_WORK TO BE COMPLETED_.
Without the pictures, output the records below word for word.

_STORED RECORDS_.
----

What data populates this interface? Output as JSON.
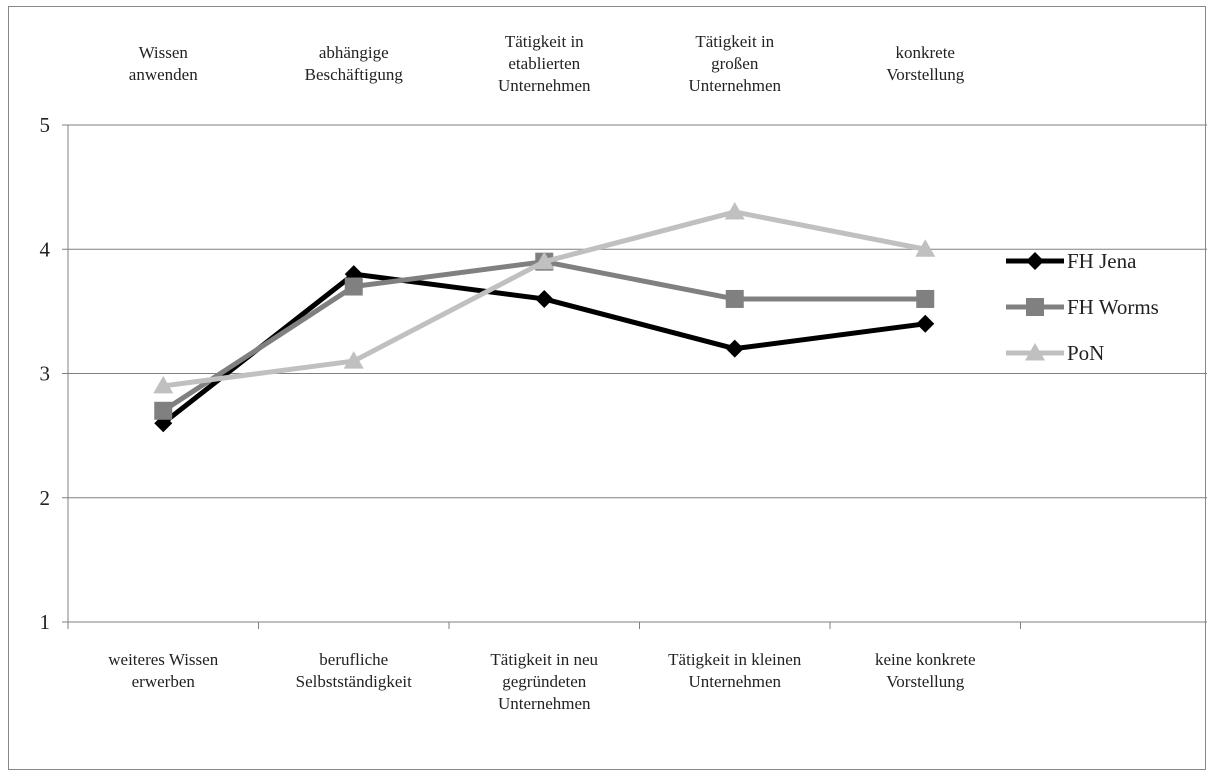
{
  "chart_data": {
    "type": "line",
    "categories": [
      [
        "weiteres Wissen",
        "erwerben"
      ],
      [
        "berufliche",
        "Selbstständigkeit"
      ],
      [
        "Tätigkeit in neu",
        "gegründeten",
        "Unternehmen"
      ],
      [
        "Tätigkeit in kleinen",
        "Unternehmen"
      ],
      [
        "keine konkrete",
        "Vorstellung"
      ]
    ],
    "top_labels": [
      [
        "Wissen",
        "anwenden"
      ],
      [
        "abhängige",
        "Beschäftigung"
      ],
      [
        "Tätigkeit in",
        "etablierten",
        "Unternehmen"
      ],
      [
        "Tätigkeit in",
        "großen",
        "Unternehmen"
      ],
      [
        "konkrete",
        "Vorstellung"
      ]
    ],
    "ylim": [
      1,
      5
    ],
    "yticks": [
      "1",
      "2",
      "3",
      "4",
      "5"
    ],
    "grid": true,
    "legend_position": "right",
    "series": [
      {
        "name": "FH Jena",
        "values": [
          2.6,
          3.8,
          3.6,
          3.2,
          3.4
        ],
        "color": "#000000",
        "marker": "diamond"
      },
      {
        "name": "FH Worms",
        "values": [
          2.7,
          3.7,
          3.9,
          3.6,
          3.6
        ],
        "color": "#808080",
        "marker": "square"
      },
      {
        "name": "PoN",
        "values": [
          2.9,
          3.1,
          3.9,
          4.3,
          4.0
        ],
        "color": "#c0c0c0",
        "marker": "triangle"
      }
    ]
  }
}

----

_ANSWER TO THE TASK_.
What data populates this interface? Output as JSON.
{
  "chart_data": {
    "type": "line",
    "categories": [
      [
        "weiteres Wissen",
        "erwerben"
      ],
      [
        "berufliche",
        "Selbstständigkeit"
      ],
      [
        "Tätigkeit in neu",
        "gegründeten",
        "Unternehmen"
      ],
      [
        "Tätigkeit in kleinen",
        "Unternehmen"
      ],
      [
        "keine konkrete",
        "Vorstellung"
      ]
    ],
    "top_labels": [
      [
        "Wissen",
        "anwenden"
      ],
      [
        "abhängige",
        "Beschäftigung"
      ],
      [
        "Tätigkeit in",
        "etablierten",
        "Unternehmen"
      ],
      [
        "Tätigkeit in",
        "großen",
        "Unternehmen"
      ],
      [
        "konkrete",
        "Vorstellung"
      ]
    ],
    "ylim": [
      1,
      5
    ],
    "yticks": [
      "1",
      "2",
      "3",
      "4",
      "5"
    ],
    "grid": true,
    "legend_position": "right",
    "series": [
      {
        "name": "FH Jena",
        "values": [
          2.6,
          3.8,
          3.6,
          3.2,
          3.4
        ],
        "color": "#000000",
        "marker": "diamond"
      },
      {
        "name": "FH Worms",
        "values": [
          2.7,
          3.7,
          3.9,
          3.6,
          3.6
        ],
        "color": "#808080",
        "marker": "square"
      },
      {
        "name": "PoN",
        "values": [
          2.9,
          3.1,
          3.9,
          4.3,
          4.0
        ],
        "color": "#c0c0c0",
        "marker": "triangle"
      }
    ]
  }
}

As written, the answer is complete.